Required task: Your task is to retype each line of the data below exactly.

Records from a collection of figures

####################

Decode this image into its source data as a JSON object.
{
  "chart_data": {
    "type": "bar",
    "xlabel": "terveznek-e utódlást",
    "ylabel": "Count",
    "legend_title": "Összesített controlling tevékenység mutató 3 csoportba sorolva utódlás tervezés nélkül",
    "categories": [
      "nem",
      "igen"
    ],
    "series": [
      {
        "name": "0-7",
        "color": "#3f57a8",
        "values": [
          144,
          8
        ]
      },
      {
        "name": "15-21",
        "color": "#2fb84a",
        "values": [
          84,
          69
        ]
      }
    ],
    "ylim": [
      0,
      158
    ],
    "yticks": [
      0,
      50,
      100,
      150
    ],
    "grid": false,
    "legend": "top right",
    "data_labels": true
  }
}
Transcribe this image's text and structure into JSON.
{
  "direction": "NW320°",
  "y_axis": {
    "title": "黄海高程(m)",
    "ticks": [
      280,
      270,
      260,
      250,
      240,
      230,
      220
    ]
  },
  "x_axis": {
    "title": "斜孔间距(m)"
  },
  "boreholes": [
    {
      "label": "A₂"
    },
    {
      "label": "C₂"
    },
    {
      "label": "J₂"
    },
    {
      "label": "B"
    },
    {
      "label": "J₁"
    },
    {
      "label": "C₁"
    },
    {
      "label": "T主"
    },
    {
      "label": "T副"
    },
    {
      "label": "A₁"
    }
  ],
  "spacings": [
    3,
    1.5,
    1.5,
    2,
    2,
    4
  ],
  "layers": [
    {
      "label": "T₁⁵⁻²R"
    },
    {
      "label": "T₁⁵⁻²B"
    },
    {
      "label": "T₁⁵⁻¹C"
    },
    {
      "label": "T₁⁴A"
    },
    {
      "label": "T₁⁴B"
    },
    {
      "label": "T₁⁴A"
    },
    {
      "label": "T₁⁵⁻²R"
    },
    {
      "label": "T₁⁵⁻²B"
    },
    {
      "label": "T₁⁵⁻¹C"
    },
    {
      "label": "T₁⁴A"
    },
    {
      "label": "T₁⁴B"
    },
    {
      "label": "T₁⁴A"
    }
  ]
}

####################

Answer to the problem:
Decode this image into its source data as a JSON object.
{
  "chart_data": {
    "type": "bar",
    "xlabel": "terveznek-e utódlást",
    "ylabel": "Count",
    "legend_title": "Összesített controlling tevékenység mutató 3 csoportba sorolva utódlás tervezés nélkül",
    "categories": [
      "nem",
      "igen"
    ],
    "series": [
      {
        "name": "0-7",
        "color": "#3f57a8",
        "values": [
          144,
          8
        ]
      },
      {
        "name": "15-21",
        "color": "#2fb84a",
        "values": [
          84,
          69
        ]
      }
    ],
    "ylim": [
      0,
      158
    ],
    "yticks": [
      0,
      50,
      100,
      150
    ],
    "grid": false,
    "legend": "top right",
    "data_labels": true
  }
}
Transcribe this image's text and structure into JSON.
{
  "direction": "NW320°",
  "y_axis": {
    "title": "黄海高程(m)",
    "ticks": [
      280,
      270,
      260,
      250,
      240,
      230,
      220
    ]
  },
  "x_axis": {
    "title": "斜孔间距(m)"
  },
  "boreholes": [
    {
      "label": "A₂"
    },
    {
      "label": "C₂"
    },
    {
      "label": "J₂"
    },
    {
      "label": "B"
    },
    {
      "label": "J₁"
    },
    {
      "label": "C₁"
    },
    {
      "label": "T主"
    },
    {
      "label": "T副"
    },
    {
      "label": "A₁"
    }
  ],
  "spacings": [
    3,
    1.5,
    1.5,
    2,
    2,
    4
  ],
  "layers": [
    {
      "label": "T₁⁵⁻²R"
    },
    {
      "label": "T₁⁵⁻²B"
    },
    {
      "label": "T₁⁵⁻¹C"
    },
    {
      "label": "T₁⁴A"
    },
    {
      "label": "T₁⁴B"
    },
    {
      "label": "T₁⁴A"
    },
    {
      "label": "T₁⁵⁻²R"
    },
    {
      "label": "T₁⁵⁻²B"
    },
    {
      "label": "T₁⁵⁻¹C"
    },
    {
      "label": "T₁⁴A"
    },
    {
      "label": "T₁⁴B"
    },
    {
      "label": "T₁⁴A"
    }
  ]
}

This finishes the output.